■ **Input**
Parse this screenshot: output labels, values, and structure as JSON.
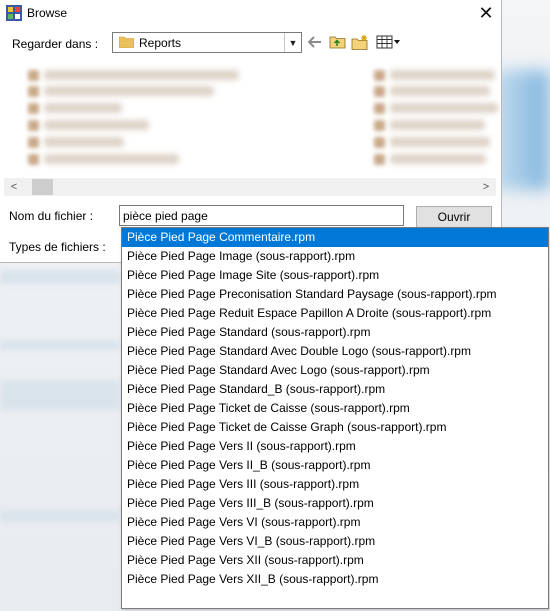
{
  "dialog": {
    "title": "Browse",
    "look_in_label": "Regarder dans :",
    "look_in_value": "Reports",
    "filename_label": "Nom du fichier :",
    "filename_value": "pièce pied page",
    "filetypes_label": "Types de fichiers :",
    "open_button": "Ouvrir"
  },
  "toolbar_icons": [
    "back-arrow-icon",
    "up-folder-icon",
    "new-folder-icon",
    "view-menu-icon"
  ],
  "autocomplete": {
    "selected_index": 0,
    "items": [
      "Pièce Pied Page Commentaire.rpm",
      "Pièce Pied Page Image (sous-rapport).rpm",
      "Pièce Pied Page Image Site (sous-rapport).rpm",
      "Pièce Pied Page Preconisation Standard Paysage (sous-rapport).rpm",
      "Pièce Pied Page Reduit Espace Papillon A Droite (sous-rapport).rpm",
      "Pièce Pied Page Standard (sous-rapport).rpm",
      "Pièce Pied Page Standard Avec Double Logo (sous-rapport).rpm",
      "Pièce Pied Page Standard Avec Logo (sous-rapport).rpm",
      "Pièce Pied Page Standard_B (sous-rapport).rpm",
      "Pièce Pied Page Ticket de Caisse (sous-rapport).rpm",
      "Pièce Pied Page Ticket de Caisse Graph (sous-rapport).rpm",
      "Pièce Pied Page Vers II (sous-rapport).rpm",
      "Pièce Pied Page Vers II_B (sous-rapport).rpm",
      "Pièce Pied Page Vers III (sous-rapport).rpm",
      "Pièce Pied Page Vers III_B (sous-rapport).rpm",
      "Pièce Pied Page Vers VI (sous-rapport).rpm",
      "Pièce Pied Page Vers VI_B (sous-rapport).rpm",
      "Pièce Pied Page Vers XII (sous-rapport).rpm",
      "Pièce Pied Page Vers XII_B (sous-rapport).rpm"
    ]
  },
  "colors": {
    "selection": "#0078d7",
    "folder": "#e8c15a"
  }
}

■ **Set problem**
Exclude the pictures, and transcribe all of the material exactly.

■ **Problem solution**
Parse this screenshot: output labels, values, and structure as JSON.
{
  "dialog": {
    "title": "Browse",
    "look_in_label": "Regarder dans :",
    "look_in_value": "Reports",
    "filename_label": "Nom du fichier :",
    "filename_value": "pièce pied page",
    "filetypes_label": "Types de fichiers :",
    "open_button": "Ouvrir"
  },
  "toolbar_icons": [
    "back-arrow-icon",
    "up-folder-icon",
    "new-folder-icon",
    "view-menu-icon"
  ],
  "autocomplete": {
    "selected_index": 0,
    "items": [
      "Pièce Pied Page Commentaire.rpm",
      "Pièce Pied Page Image (sous-rapport).rpm",
      "Pièce Pied Page Image Site (sous-rapport).rpm",
      "Pièce Pied Page Preconisation Standard Paysage (sous-rapport).rpm",
      "Pièce Pied Page Reduit Espace Papillon A Droite (sous-rapport).rpm",
      "Pièce Pied Page Standard (sous-rapport).rpm",
      "Pièce Pied Page Standard Avec Double Logo (sous-rapport).rpm",
      "Pièce Pied Page Standard Avec Logo (sous-rapport).rpm",
      "Pièce Pied Page Standard_B (sous-rapport).rpm",
      "Pièce Pied Page Ticket de Caisse (sous-rapport).rpm",
      "Pièce Pied Page Ticket de Caisse Graph (sous-rapport).rpm",
      "Pièce Pied Page Vers II (sous-rapport).rpm",
      "Pièce Pied Page Vers II_B (sous-rapport).rpm",
      "Pièce Pied Page Vers III (sous-rapport).rpm",
      "Pièce Pied Page Vers III_B (sous-rapport).rpm",
      "Pièce Pied Page Vers VI (sous-rapport).rpm",
      "Pièce Pied Page Vers VI_B (sous-rapport).rpm",
      "Pièce Pied Page Vers XII (sous-rapport).rpm",
      "Pièce Pied Page Vers XII_B (sous-rapport).rpm"
    ]
  },
  "colors": {
    "selection": "#0078d7",
    "folder": "#e8c15a"
  }
}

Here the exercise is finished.